## Information shown
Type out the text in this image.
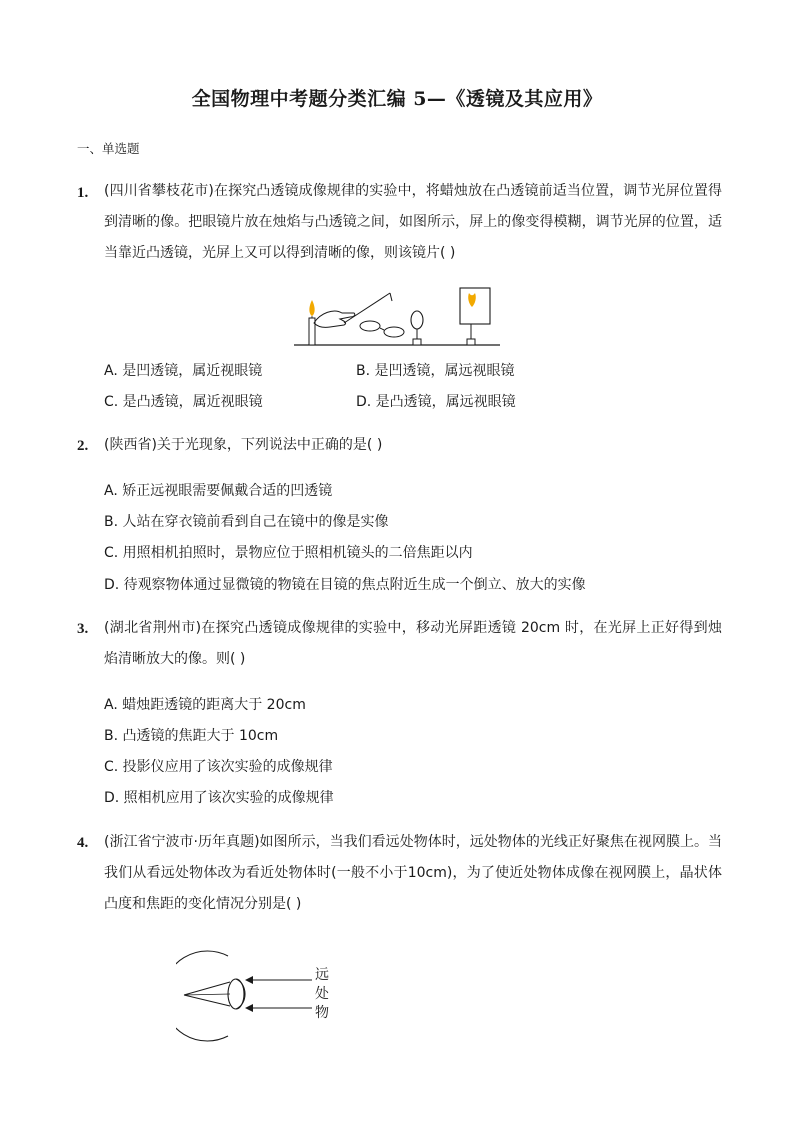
全国物理中考题分类汇编 5—《透镜及其应用》
一、单选题
1. (四川省攀枝花市)在探究凸透镜成像规律的实验中，将蜡烛放在凸透镜前适当位置，调节光屏位置得到清晰的像。把眼镜片放在烛焰与凸透镜之间，如图所示，屏上的像变得模糊，调节光屏的位置，适当靠近凸透镜，光屏上又可以得到清晰的像，则该镜片( )
A. 是凹透镜，属近视眼镜	B. 是凹透镜，属远视眼镜
C. 是凸透镜，属近视眼镜	D. 是凸透镜，属远视眼镜
2. (陕西省)关于光现象，下列说法中正确的是( )
A. 矫正远视眼需要佩戴合适的凹透镜
B. 人站在穿衣镜前看到自己在镜中的像是实像
C. 用照相机拍照时，景物应位于照相机镜头的二倍焦距以内
D. 待观察物体通过显微镜的物镜在目镜的焦点附近生成一个倒立、放大的实像
3. (湖北省荆州市)在探究凸透镜成像规律的实验中，移动光屏距透镜 20cm 时，在光屏上正好得到烛焰清晰放大的像。则( )
A. 蜡烛距透镜的距离大于 20cm
B. 凸透镜的焦距大于 10cm
C. 投影仪应用了该次实验的成像规律
D. 照相机应用了该次实验的成像规律
4. (浙江省宁波市·历年真题)如图所示，当我们看远处物体时，远处物体的光线正好聚焦在视网膜上。当我们从看远处物体改为看近处物体时(一般不小于10cm)，为了使近处物体成像在视网膜上，晶状体凸度和焦距的变化情况分别是( )
远
处
物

## What the exercise asks
Keep the pictures out and write out the records exactly.

## Completed task
Type out the text in this image.
全国物理中考题分类汇编 5—《透镜及其应用》
一、单选题
1. (四川省攀枝花市)在探究凸透镜成像规律的实验中，将蜡烛放在凸透镜前适当位置，调节光屏位置得到清晰的像。把眼镜片放在烛焰与凸透镜之间，如图所示，屏上的像变得模糊，调节光屏的位置，适当靠近凸透镜，光屏上又可以得到清晰的像，则该镜片( )
A. 是凹透镜，属近视眼镜	B. 是凹透镜，属远视眼镜
C. 是凸透镜，属近视眼镜	D. 是凸透镜，属远视眼镜
2. (陕西省)关于光现象，下列说法中正确的是( )
A. 矫正远视眼需要佩戴合适的凹透镜
B. 人站在穿衣镜前看到自己在镜中的像是实像
C. 用照相机拍照时，景物应位于照相机镜头的二倍焦距以内
D. 待观察物体通过显微镜的物镜在目镜的焦点附近生成一个倒立、放大的实像
3. (湖北省荆州市)在探究凸透镜成像规律的实验中，移动光屏距透镜 20cm 时，在光屏上正好得到烛焰清晰放大的像。则( )
A. 蜡烛距透镜的距离大于 20cm
B. 凸透镜的焦距大于 10cm
C. 投影仪应用了该次实验的成像规律
D. 照相机应用了该次实验的成像规律
4. (浙江省宁波市·历年真题)如图所示，当我们看远处物体时，远处物体的光线正好聚焦在视网膜上。当我们从看远处物体改为看近处物体时(一般不小于10cm)，为了使近处物体成像在视网膜上，晶状体凸度和焦距的变化情况分别是( )
远
处
物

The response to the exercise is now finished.